Write out the whole listing again, exactly as given.
>> start INFORMATION SUPPLIED
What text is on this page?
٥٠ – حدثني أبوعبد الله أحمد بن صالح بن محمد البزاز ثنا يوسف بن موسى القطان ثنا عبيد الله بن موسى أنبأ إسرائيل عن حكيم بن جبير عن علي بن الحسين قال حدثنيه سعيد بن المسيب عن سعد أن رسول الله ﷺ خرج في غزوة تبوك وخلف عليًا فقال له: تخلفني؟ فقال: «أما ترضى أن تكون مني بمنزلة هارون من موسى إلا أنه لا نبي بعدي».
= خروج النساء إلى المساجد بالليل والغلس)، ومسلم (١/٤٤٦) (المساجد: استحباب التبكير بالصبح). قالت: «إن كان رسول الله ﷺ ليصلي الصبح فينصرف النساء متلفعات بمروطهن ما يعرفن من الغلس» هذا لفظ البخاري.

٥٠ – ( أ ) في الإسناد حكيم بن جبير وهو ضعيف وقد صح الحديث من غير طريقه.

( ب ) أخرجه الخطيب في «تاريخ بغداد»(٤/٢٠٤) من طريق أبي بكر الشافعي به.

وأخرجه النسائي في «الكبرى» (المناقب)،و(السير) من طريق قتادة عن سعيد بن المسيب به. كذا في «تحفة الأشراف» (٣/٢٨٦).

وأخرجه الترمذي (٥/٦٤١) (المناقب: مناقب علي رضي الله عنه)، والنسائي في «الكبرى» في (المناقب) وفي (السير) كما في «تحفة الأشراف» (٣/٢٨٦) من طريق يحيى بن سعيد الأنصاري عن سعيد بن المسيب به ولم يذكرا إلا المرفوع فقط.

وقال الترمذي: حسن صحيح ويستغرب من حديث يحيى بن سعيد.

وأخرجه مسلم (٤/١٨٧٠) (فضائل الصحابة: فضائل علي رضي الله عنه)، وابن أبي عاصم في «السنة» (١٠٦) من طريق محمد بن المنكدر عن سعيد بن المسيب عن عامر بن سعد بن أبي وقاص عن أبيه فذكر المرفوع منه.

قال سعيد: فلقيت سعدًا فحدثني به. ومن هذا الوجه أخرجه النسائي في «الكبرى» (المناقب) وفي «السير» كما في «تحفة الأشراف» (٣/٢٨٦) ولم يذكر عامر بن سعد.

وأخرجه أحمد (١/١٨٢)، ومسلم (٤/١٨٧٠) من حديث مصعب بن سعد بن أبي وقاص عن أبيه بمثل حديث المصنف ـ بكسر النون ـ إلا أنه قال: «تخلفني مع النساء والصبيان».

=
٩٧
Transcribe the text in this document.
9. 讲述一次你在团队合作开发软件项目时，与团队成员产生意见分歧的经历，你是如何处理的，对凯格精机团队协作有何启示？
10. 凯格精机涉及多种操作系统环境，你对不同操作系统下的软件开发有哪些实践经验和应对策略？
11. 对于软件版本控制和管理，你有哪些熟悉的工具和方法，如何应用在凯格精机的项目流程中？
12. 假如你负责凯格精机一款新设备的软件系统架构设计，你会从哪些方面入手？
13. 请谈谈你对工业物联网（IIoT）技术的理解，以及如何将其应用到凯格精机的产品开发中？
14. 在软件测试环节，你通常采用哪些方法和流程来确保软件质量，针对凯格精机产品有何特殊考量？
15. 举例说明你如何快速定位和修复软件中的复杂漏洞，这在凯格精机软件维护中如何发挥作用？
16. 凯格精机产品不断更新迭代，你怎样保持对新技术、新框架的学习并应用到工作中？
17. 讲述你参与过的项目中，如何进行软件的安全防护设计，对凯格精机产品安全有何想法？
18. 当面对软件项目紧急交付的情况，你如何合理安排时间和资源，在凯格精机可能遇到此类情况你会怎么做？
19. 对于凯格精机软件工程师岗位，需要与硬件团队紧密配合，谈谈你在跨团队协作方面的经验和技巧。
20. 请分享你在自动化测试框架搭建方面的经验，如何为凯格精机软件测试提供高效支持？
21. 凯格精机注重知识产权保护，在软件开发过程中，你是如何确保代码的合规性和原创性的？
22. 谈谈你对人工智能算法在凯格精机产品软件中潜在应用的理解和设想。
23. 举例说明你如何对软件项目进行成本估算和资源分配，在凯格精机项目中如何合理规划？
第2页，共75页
>> end INFORMATION SUPPLIED
SOLVED EXERCISE:
What text is on this page?
٥٠ – حدثني أبوعبد الله أحمد بن صالح بن محمد البزاز ثنا يوسف بن موسى القطان ثنا عبيد الله بن موسى أنبأ إسرائيل عن حكيم بن جبير عن علي بن الحسين قال حدثنيه سعيد بن المسيب عن سعد أن رسول الله ﷺ خرج في غزوة تبوك وخلف عليًا فقال له: تخلفني؟ فقال: «أما ترضى أن تكون مني بمنزلة هارون من موسى إلا أنه لا نبي بعدي».
= خروج النساء إلى المساجد بالليل والغلس)، ومسلم (١/٤٤٦) (المساجد: استحباب التبكير بالصبح). قالت: «إن كان رسول الله ﷺ ليصلي الصبح فينصرف النساء متلفعات بمروطهن ما يعرفن من الغلس» هذا لفظ البخاري.

٥٠ – ( أ ) في الإسناد حكيم بن جبير وهو ضعيف وقد صح الحديث من غير طريقه.

( ب ) أخرجه الخطيب في «تاريخ بغداد»(٤/٢٠٤) من طريق أبي بكر الشافعي به.

وأخرجه النسائي في «الكبرى» (المناقب)،و(السير) من طريق قتادة عن سعيد بن المسيب به. كذا في «تحفة الأشراف» (٣/٢٨٦).

وأخرجه الترمذي (٥/٦٤١) (المناقب: مناقب علي رضي الله عنه)، والنسائي في «الكبرى» في (المناقب) وفي (السير) كما في «تحفة الأشراف» (٣/٢٨٦) من طريق يحيى بن سعيد الأنصاري عن سعيد بن المسيب به ولم يذكرا إلا المرفوع فقط.

وقال الترمذي: حسن صحيح ويستغرب من حديث يحيى بن سعيد.

وأخرجه مسلم (٤/١٨٧٠) (فضائل الصحابة: فضائل علي رضي الله عنه)، وابن أبي عاصم في «السنة» (١٠٦) من طريق محمد بن المنكدر عن سعيد بن المسيب عن عامر بن سعد بن أبي وقاص عن أبيه فذكر المرفوع منه.

قال سعيد: فلقيت سعدًا فحدثني به. ومن هذا الوجه أخرجه النسائي في «الكبرى» (المناقب) وفي «السير» كما في «تحفة الأشراف» (٣/٢٨٦) ولم يذكر عامر بن سعد.

وأخرجه أحمد (١/١٨٢)، ومسلم (٤/١٨٧٠) من حديث مصعب بن سعد بن أبي وقاص عن أبيه بمثل حديث المصنف ـ بكسر النون ـ إلا أنه قال: «تخلفني مع النساء والصبيان».

=
٩٧
Transcribe the text in this document.
9. 讲述一次你在团队合作开发软件项目时，与团队成员产生意见分歧的经历，你是如何处理的，对凯格精机团队协作有何启示？
10. 凯格精机涉及多种操作系统环境，你对不同操作系统下的软件开发有哪些实践经验和应对策略？
11. 对于软件版本控制和管理，你有哪些熟悉的工具和方法，如何应用在凯格精机的项目流程中？
12. 假如你负责凯格精机一款新设备的软件系统架构设计，你会从哪些方面入手？
13. 请谈谈你对工业物联网（IIoT）技术的理解，以及如何将其应用到凯格精机的产品开发中？
14. 在软件测试环节，你通常采用哪些方法和流程来确保软件质量，针对凯格精机产品有何特殊考量？
15. 举例说明你如何快速定位和修复软件中的复杂漏洞，这在凯格精机软件维护中如何发挥作用？
16. 凯格精机产品不断更新迭代，你怎样保持对新技术、新框架的学习并应用到工作中？
17. 讲述你参与过的项目中，如何进行软件的安全防护设计，对凯格精机产品安全有何想法？
18. 当面对软件项目紧急交付的情况，你如何合理安排时间和资源，在凯格精机可能遇到此类情况你会怎么做？
19. 对于凯格精机软件工程师岗位，需要与硬件团队紧密配合，谈谈你在跨团队协作方面的经验和技巧。
20. 请分享你在自动化测试框架搭建方面的经验，如何为凯格精机软件测试提供高效支持？
21. 凯格精机注重知识产权保护，在软件开发过程中，你是如何确保代码的合规性和原创性的？
22. 谈谈你对人工智能算法在凯格精机产品软件中潜在应用的理解和设想。
23. 举例说明你如何对软件项目进行成本估算和资源分配，在凯格精机项目中如何合理规划？
第2页，共75页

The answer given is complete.